[Task to carry out] Restate the full set of records exactly, without adding or dropping a word.

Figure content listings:
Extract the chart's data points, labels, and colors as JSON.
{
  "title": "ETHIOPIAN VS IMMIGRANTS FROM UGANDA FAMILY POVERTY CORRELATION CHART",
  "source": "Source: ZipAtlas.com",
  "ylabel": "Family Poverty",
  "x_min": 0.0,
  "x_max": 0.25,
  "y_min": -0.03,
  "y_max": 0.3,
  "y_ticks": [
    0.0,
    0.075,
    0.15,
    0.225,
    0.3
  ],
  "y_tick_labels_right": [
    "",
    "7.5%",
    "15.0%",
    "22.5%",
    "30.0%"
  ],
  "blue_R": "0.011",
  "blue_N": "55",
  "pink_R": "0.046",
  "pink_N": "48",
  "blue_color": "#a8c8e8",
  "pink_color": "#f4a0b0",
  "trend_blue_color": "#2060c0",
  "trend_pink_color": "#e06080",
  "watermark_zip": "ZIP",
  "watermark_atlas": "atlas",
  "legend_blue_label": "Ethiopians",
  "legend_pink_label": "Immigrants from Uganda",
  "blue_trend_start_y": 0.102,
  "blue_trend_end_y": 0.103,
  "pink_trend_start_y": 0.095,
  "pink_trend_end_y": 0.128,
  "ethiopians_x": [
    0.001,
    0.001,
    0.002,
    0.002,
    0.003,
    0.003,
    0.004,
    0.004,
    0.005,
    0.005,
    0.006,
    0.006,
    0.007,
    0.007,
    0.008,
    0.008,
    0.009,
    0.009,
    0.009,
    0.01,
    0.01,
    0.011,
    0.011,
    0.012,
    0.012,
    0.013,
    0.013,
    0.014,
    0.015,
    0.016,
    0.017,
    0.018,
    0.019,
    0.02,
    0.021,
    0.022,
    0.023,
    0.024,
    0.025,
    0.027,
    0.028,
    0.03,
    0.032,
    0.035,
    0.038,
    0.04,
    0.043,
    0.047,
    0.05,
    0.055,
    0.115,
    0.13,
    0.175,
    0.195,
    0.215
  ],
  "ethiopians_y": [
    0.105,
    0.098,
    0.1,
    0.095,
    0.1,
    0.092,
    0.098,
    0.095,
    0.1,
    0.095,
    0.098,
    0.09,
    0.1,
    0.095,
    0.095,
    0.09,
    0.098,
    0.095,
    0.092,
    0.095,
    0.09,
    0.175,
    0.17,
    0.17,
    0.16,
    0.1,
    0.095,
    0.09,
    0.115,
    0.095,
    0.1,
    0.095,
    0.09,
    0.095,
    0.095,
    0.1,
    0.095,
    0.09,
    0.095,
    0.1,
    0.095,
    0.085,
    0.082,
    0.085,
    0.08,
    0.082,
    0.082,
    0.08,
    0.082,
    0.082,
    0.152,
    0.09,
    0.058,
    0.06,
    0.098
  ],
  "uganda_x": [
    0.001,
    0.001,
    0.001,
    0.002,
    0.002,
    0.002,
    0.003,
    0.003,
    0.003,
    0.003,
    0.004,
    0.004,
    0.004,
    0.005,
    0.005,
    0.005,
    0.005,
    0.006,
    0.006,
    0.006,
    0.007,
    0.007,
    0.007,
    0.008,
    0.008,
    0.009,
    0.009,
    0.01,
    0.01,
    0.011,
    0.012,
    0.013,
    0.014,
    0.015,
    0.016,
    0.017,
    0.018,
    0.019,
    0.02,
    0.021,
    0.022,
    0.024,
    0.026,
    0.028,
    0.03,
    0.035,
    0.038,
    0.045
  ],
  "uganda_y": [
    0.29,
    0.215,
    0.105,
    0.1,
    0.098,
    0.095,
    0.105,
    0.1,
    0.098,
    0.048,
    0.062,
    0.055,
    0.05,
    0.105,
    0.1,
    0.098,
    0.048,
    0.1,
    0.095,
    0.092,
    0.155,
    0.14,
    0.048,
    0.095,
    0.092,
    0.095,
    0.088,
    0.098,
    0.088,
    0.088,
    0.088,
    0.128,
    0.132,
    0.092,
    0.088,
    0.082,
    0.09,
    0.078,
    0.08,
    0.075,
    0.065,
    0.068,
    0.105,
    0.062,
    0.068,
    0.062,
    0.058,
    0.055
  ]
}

[Solution]
Extract the chart's data points, labels, and colors as JSON.
{
  "title": "ETHIOPIAN VS IMMIGRANTS FROM UGANDA FAMILY POVERTY CORRELATION CHART",
  "source": "Source: ZipAtlas.com",
  "ylabel": "Family Poverty",
  "x_min": 0.0,
  "x_max": 0.25,
  "y_min": -0.03,
  "y_max": 0.3,
  "y_ticks": [
    0.0,
    0.075,
    0.15,
    0.225,
    0.3
  ],
  "y_tick_labels_right": [
    "",
    "7.5%",
    "15.0%",
    "22.5%",
    "30.0%"
  ],
  "blue_R": "0.011",
  "blue_N": "55",
  "pink_R": "0.046",
  "pink_N": "48",
  "blue_color": "#a8c8e8",
  "pink_color": "#f4a0b0",
  "trend_blue_color": "#2060c0",
  "trend_pink_color": "#e06080",
  "watermark_zip": "ZIP",
  "watermark_atlas": "atlas",
  "legend_blue_label": "Ethiopians",
  "legend_pink_label": "Immigrants from Uganda",
  "blue_trend_start_y": 0.102,
  "blue_trend_end_y": 0.103,
  "pink_trend_start_y": 0.095,
  "pink_trend_end_y": 0.128,
  "ethiopians_x": [
    0.001,
    0.001,
    0.002,
    0.002,
    0.003,
    0.003,
    0.004,
    0.004,
    0.005,
    0.005,
    0.006,
    0.006,
    0.007,
    0.007,
    0.008,
    0.008,
    0.009,
    0.009,
    0.009,
    0.01,
    0.01,
    0.011,
    0.011,
    0.012,
    0.012,
    0.013,
    0.013,
    0.014,
    0.015,
    0.016,
    0.017,
    0.018,
    0.019,
    0.02,
    0.021,
    0.022,
    0.023,
    0.024,
    0.025,
    0.027,
    0.028,
    0.03,
    0.032,
    0.035,
    0.038,
    0.04,
    0.043,
    0.047,
    0.05,
    0.055,
    0.115,
    0.13,
    0.175,
    0.195,
    0.215
  ],
  "ethiopians_y": [
    0.105,
    0.098,
    0.1,
    0.095,
    0.1,
    0.092,
    0.098,
    0.095,
    0.1,
    0.095,
    0.098,
    0.09,
    0.1,
    0.095,
    0.095,
    0.09,
    0.098,
    0.095,
    0.092,
    0.095,
    0.09,
    0.175,
    0.17,
    0.17,
    0.16,
    0.1,
    0.095,
    0.09,
    0.115,
    0.095,
    0.1,
    0.095,
    0.09,
    0.095,
    0.095,
    0.1,
    0.095,
    0.09,
    0.095,
    0.1,
    0.095,
    0.085,
    0.082,
    0.085,
    0.08,
    0.082,
    0.082,
    0.08,
    0.082,
    0.082,
    0.152,
    0.09,
    0.058,
    0.06,
    0.098
  ],
  "uganda_x": [
    0.001,
    0.001,
    0.001,
    0.002,
    0.002,
    0.002,
    0.003,
    0.003,
    0.003,
    0.003,
    0.004,
    0.004,
    0.004,
    0.005,
    0.005,
    0.005,
    0.005,
    0.006,
    0.006,
    0.006,
    0.007,
    0.007,
    0.007,
    0.008,
    0.008,
    0.009,
    0.009,
    0.01,
    0.01,
    0.011,
    0.012,
    0.013,
    0.014,
    0.015,
    0.016,
    0.017,
    0.018,
    0.019,
    0.02,
    0.021,
    0.022,
    0.024,
    0.026,
    0.028,
    0.03,
    0.035,
    0.038,
    0.045
  ],
  "uganda_y": [
    0.29,
    0.215,
    0.105,
    0.1,
    0.098,
    0.095,
    0.105,
    0.1,
    0.098,
    0.048,
    0.062,
    0.055,
    0.05,
    0.105,
    0.1,
    0.098,
    0.048,
    0.1,
    0.095,
    0.092,
    0.155,
    0.14,
    0.048,
    0.095,
    0.092,
    0.095,
    0.088,
    0.098,
    0.088,
    0.088,
    0.088,
    0.128,
    0.132,
    0.092,
    0.088,
    0.082,
    0.09,
    0.078,
    0.08,
    0.075,
    0.065,
    0.068,
    0.105,
    0.062,
    0.068,
    0.062,
    0.058,
    0.055
  ]
}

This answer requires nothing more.